= SET EXERCISE =
Pull out from the material below all lines with "move".

= PROVIDED MATERIAL =
— Begin —

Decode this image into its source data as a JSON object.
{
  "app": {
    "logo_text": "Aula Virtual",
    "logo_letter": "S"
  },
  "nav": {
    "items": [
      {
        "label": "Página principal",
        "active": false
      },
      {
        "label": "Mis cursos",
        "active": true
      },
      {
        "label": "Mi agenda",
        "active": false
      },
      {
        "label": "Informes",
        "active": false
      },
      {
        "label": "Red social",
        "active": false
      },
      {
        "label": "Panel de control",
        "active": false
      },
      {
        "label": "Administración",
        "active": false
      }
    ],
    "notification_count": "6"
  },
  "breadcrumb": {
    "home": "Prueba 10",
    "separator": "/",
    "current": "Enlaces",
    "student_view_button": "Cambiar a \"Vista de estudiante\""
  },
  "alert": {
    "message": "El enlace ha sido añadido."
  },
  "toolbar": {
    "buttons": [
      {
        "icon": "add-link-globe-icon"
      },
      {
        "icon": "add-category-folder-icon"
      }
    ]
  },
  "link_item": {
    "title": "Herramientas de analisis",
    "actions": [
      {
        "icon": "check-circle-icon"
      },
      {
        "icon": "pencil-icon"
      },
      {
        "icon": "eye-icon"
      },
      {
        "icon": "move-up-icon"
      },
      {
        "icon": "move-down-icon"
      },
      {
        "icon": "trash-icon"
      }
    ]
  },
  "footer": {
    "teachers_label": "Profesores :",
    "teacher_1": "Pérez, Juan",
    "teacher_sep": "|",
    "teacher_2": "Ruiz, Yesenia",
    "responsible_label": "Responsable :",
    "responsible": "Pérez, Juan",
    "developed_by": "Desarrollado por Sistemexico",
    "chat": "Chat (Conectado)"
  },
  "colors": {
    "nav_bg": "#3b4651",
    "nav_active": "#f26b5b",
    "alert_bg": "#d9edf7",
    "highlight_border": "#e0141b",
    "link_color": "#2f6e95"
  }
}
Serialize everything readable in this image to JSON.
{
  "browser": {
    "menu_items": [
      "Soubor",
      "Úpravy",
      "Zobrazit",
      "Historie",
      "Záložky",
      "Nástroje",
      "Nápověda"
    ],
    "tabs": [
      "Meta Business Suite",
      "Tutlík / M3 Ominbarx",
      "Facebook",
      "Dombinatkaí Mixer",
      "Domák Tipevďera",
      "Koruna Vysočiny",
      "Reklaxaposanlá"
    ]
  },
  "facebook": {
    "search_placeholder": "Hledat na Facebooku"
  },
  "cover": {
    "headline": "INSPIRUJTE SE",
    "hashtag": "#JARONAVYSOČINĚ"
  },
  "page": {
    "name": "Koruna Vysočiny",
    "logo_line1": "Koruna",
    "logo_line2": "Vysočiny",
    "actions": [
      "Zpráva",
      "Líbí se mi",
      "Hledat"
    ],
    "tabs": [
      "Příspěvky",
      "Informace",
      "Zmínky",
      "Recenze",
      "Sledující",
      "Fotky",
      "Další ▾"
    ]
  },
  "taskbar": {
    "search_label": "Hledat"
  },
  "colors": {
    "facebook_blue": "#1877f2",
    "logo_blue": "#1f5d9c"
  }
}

— End —

= PROBLEM SOLUTION =
        "icon": "move-up-icon"
        "icon": "move-down-icon"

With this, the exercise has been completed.